Lines of data

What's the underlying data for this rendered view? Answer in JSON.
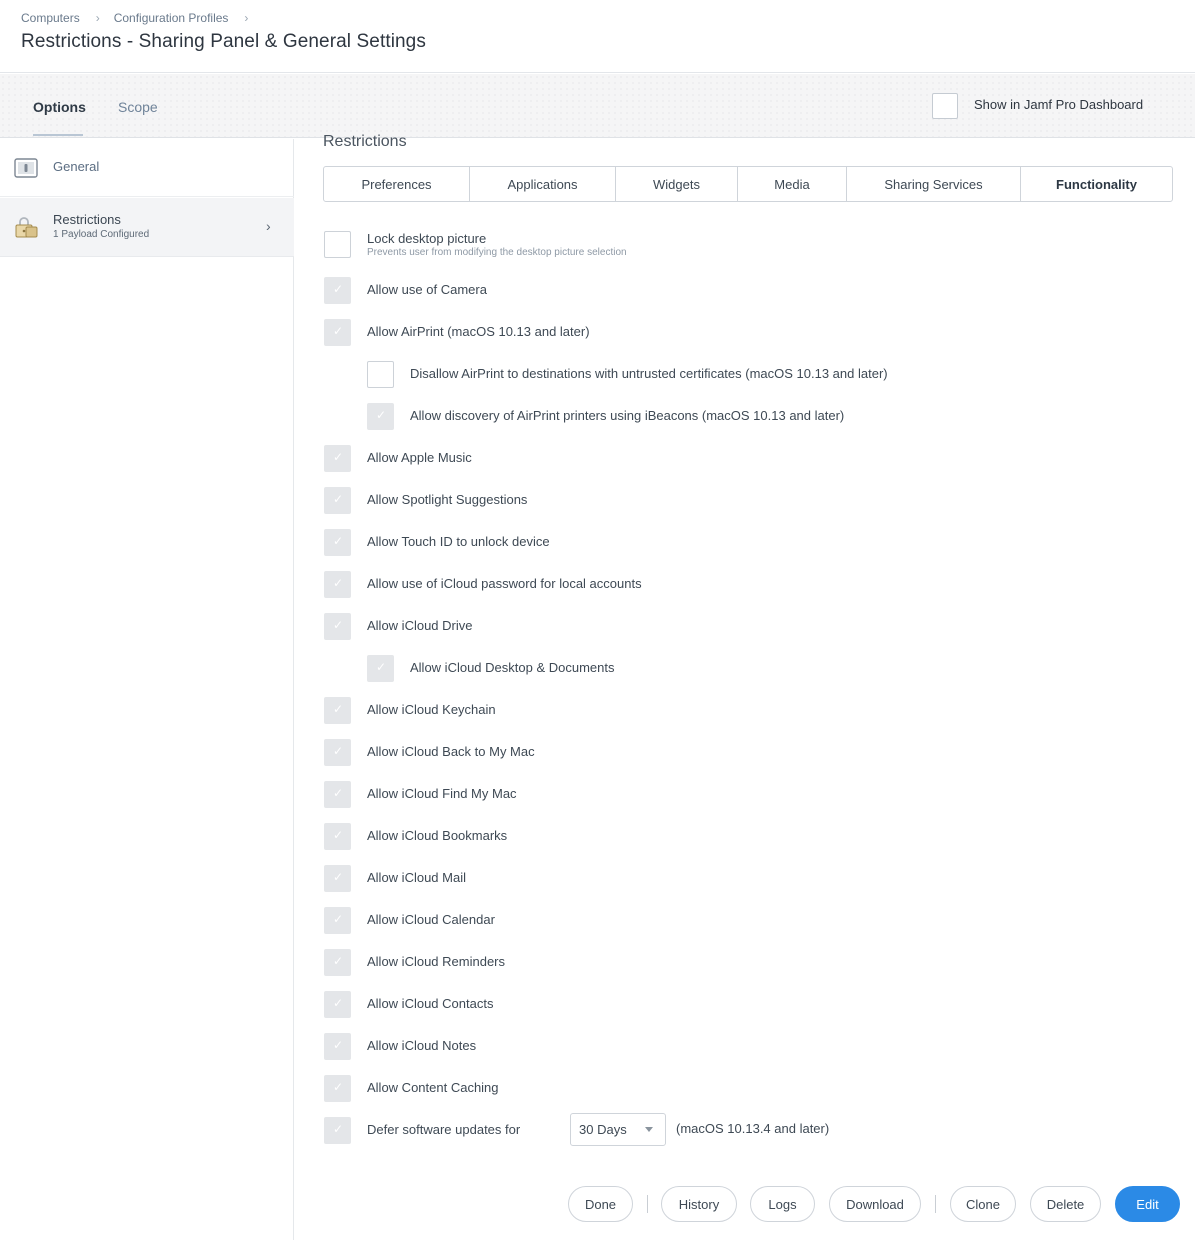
{
  "breadcrumb": {
    "items": [
      "Computers",
      "Configuration Profiles"
    ],
    "sep": "›"
  },
  "page_title": "Restrictions - Sharing Panel & General Settings",
  "tabs": {
    "options": "Options",
    "scope": "Scope"
  },
  "dashboard": {
    "label": "Show in Jamf Pro Dashboard",
    "checked": false
  },
  "sidebar": {
    "general": {
      "label": "General"
    },
    "restrictions": {
      "label": "Restrictions",
      "sub": "1 Payload Configured",
      "chevron": "›"
    }
  },
  "section_title": "Restrictions",
  "subtabs": [
    "Preferences",
    "Applications",
    "Widgets",
    "Media",
    "Sharing Services",
    "Functionality"
  ],
  "active_subtab": "Functionality",
  "options": {
    "lock_desktop": {
      "label": "Lock desktop picture",
      "desc": "Prevents user from modifying the desktop picture selection",
      "checked": false
    },
    "camera": {
      "label": "Allow use of Camera",
      "checked": true
    },
    "airprint": {
      "label": "Allow AirPrint (macOS 10.13 and later)",
      "checked": true
    },
    "airprint_untrusted": {
      "label": "Disallow AirPrint to destinations with untrusted certificates (macOS 10.13 and later)",
      "checked": false
    },
    "airprint_ibeacons": {
      "label": "Allow discovery of AirPrint printers using iBeacons (macOS 10.13 and later)",
      "checked": true
    },
    "apple_music": {
      "label": "Allow Apple Music",
      "checked": true
    },
    "spotlight": {
      "label": "Allow Spotlight Suggestions",
      "checked": true
    },
    "touch_id": {
      "label": "Allow Touch ID to unlock device",
      "checked": true
    },
    "icloud_password": {
      "label": "Allow use of iCloud password for local accounts",
      "checked": true
    },
    "icloud_drive": {
      "label": "Allow iCloud Drive",
      "checked": true
    },
    "icloud_desktop_docs": {
      "label": "Allow iCloud Desktop & Documents",
      "checked": true
    },
    "icloud_keychain": {
      "label": "Allow iCloud Keychain",
      "checked": true
    },
    "icloud_back_to_my_mac": {
      "label": "Allow iCloud Back to My Mac",
      "checked": true
    },
    "icloud_find_my_mac": {
      "label": "Allow iCloud Find My Mac",
      "checked": true
    },
    "icloud_bookmarks": {
      "label": "Allow iCloud Bookmarks",
      "checked": true
    },
    "icloud_mail": {
      "label": "Allow iCloud Mail",
      "checked": true
    },
    "icloud_calendar": {
      "label": "Allow iCloud Calendar",
      "checked": true
    },
    "icloud_reminders": {
      "label": "Allow iCloud Reminders",
      "checked": true
    },
    "icloud_contacts": {
      "label": "Allow iCloud Contacts",
      "checked": true
    },
    "icloud_notes": {
      "label": "Allow iCloud Notes",
      "checked": true
    },
    "content_caching": {
      "label": "Allow Content Caching",
      "checked": true
    },
    "defer_updates": {
      "label": "Defer software updates for",
      "checked": true,
      "select_value": "30 Days",
      "note": "(macOS 10.13.4 and later)"
    }
  },
  "footer": {
    "done": "Done",
    "history": "History",
    "logs": "Logs",
    "download": "Download",
    "clone": "Clone",
    "delete": "Delete",
    "edit": "Edit"
  },
  "colors": {
    "accent": "#2b8ae6",
    "checked_box": "#e4e6e9"
  }
}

**Exercise objective**
For the data above, state how many lines contain "Functionality"; the number is the whole answer.

**Output for this exercise**
2